WHAT TO PRODUCE
Using the data below, gather each line that includes the word "this".

Stored entries:
#####
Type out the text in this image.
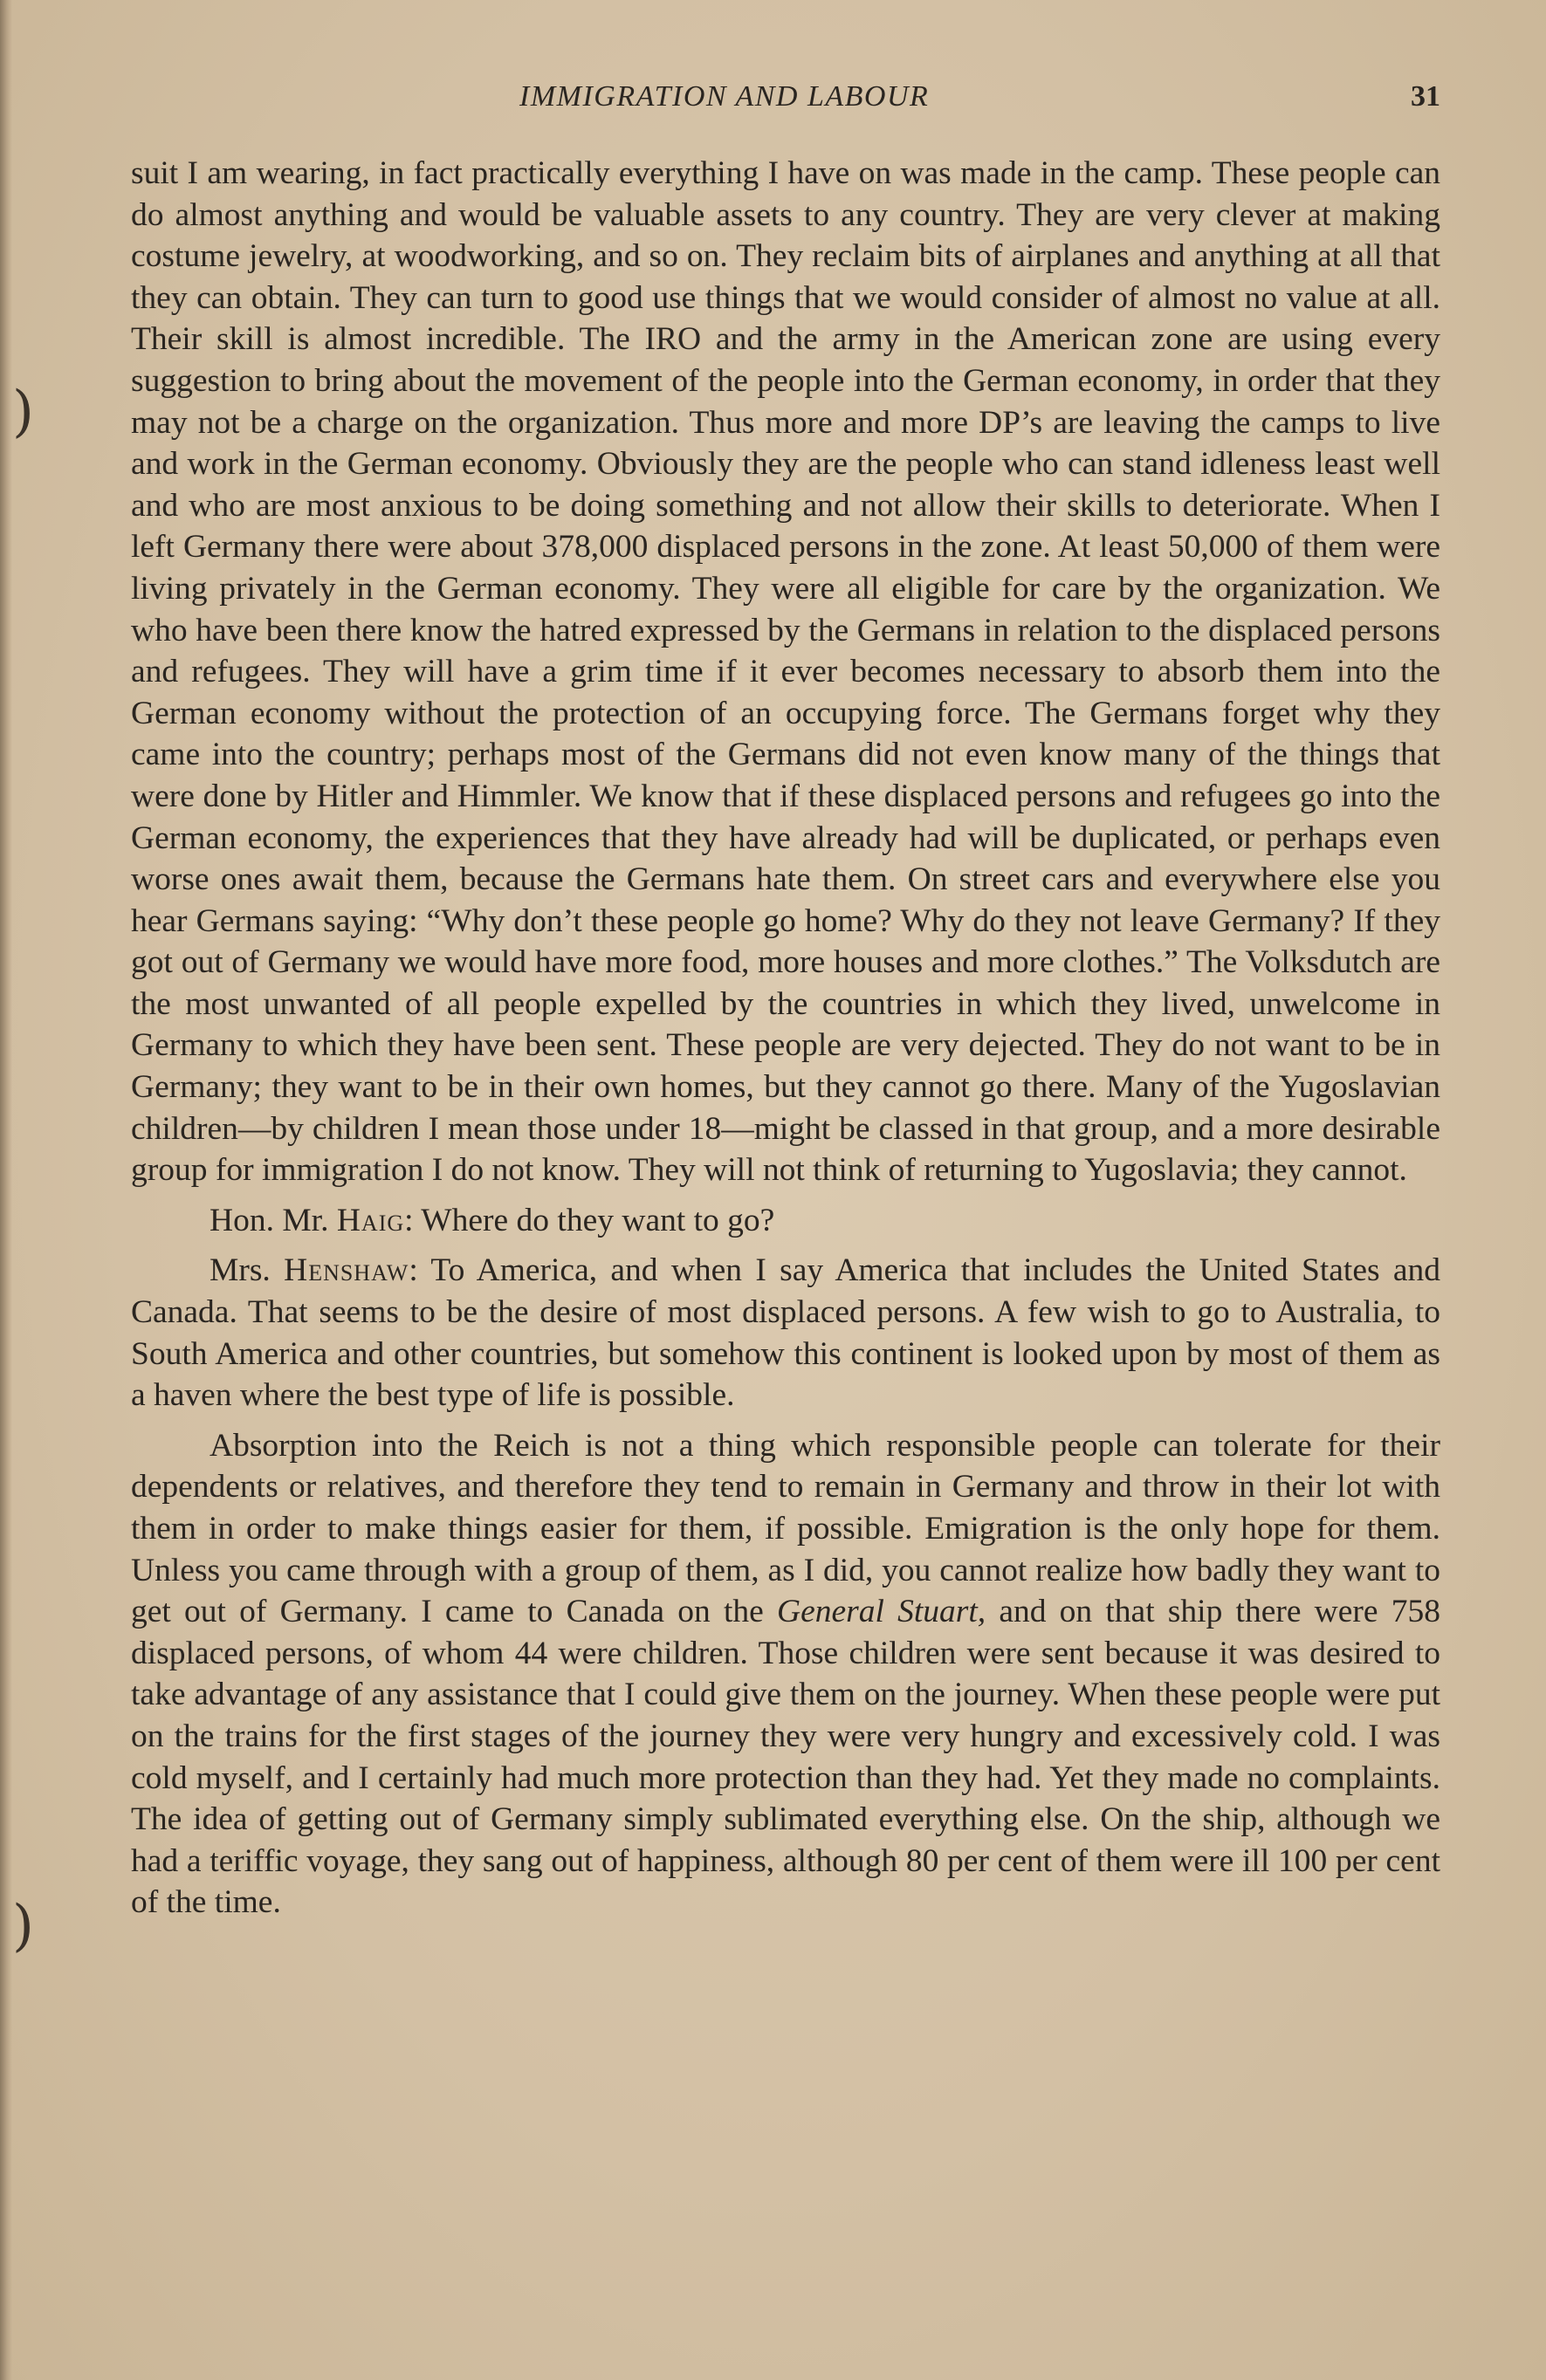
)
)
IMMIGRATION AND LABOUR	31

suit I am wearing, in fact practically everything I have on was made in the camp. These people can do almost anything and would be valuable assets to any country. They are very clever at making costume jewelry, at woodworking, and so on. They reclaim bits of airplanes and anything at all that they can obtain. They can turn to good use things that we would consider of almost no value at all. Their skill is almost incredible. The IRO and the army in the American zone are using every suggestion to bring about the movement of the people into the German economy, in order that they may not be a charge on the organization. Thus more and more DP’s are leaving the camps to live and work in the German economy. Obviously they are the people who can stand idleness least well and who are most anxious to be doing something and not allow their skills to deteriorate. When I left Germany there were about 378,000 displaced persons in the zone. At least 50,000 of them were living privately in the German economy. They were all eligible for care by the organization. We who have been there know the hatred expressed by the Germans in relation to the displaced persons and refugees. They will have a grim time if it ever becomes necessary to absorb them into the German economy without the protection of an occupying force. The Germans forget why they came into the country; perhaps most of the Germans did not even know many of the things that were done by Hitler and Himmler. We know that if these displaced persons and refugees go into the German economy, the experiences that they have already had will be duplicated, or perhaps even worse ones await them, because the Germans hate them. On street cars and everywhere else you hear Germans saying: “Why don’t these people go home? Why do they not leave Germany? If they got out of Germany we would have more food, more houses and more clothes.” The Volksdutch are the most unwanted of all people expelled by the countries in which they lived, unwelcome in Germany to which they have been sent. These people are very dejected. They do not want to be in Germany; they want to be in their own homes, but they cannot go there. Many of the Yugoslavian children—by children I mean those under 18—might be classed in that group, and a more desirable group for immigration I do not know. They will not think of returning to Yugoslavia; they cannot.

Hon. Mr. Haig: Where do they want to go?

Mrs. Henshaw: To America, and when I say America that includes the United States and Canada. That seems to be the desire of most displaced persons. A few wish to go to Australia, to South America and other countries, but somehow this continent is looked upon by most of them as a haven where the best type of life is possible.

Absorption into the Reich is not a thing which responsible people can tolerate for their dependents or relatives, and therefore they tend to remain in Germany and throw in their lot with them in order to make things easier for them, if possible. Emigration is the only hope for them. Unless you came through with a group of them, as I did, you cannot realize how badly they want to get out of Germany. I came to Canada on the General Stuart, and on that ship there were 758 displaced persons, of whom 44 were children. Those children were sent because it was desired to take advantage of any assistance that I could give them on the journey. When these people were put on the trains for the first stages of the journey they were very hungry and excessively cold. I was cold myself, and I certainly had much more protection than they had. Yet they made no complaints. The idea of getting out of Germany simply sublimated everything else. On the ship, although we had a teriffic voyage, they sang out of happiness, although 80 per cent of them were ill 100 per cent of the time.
#####
TASK SOLUTION
Type out the text in this image.
Mrs. Henshaw: To America, and when I say America that includes the United States and Canada. That seems to be the desire of most displaced persons. A few wish to go to Australia, to South America and other countries, but somehow this continent is looked upon by most of them as a haven where the best type of life is possible.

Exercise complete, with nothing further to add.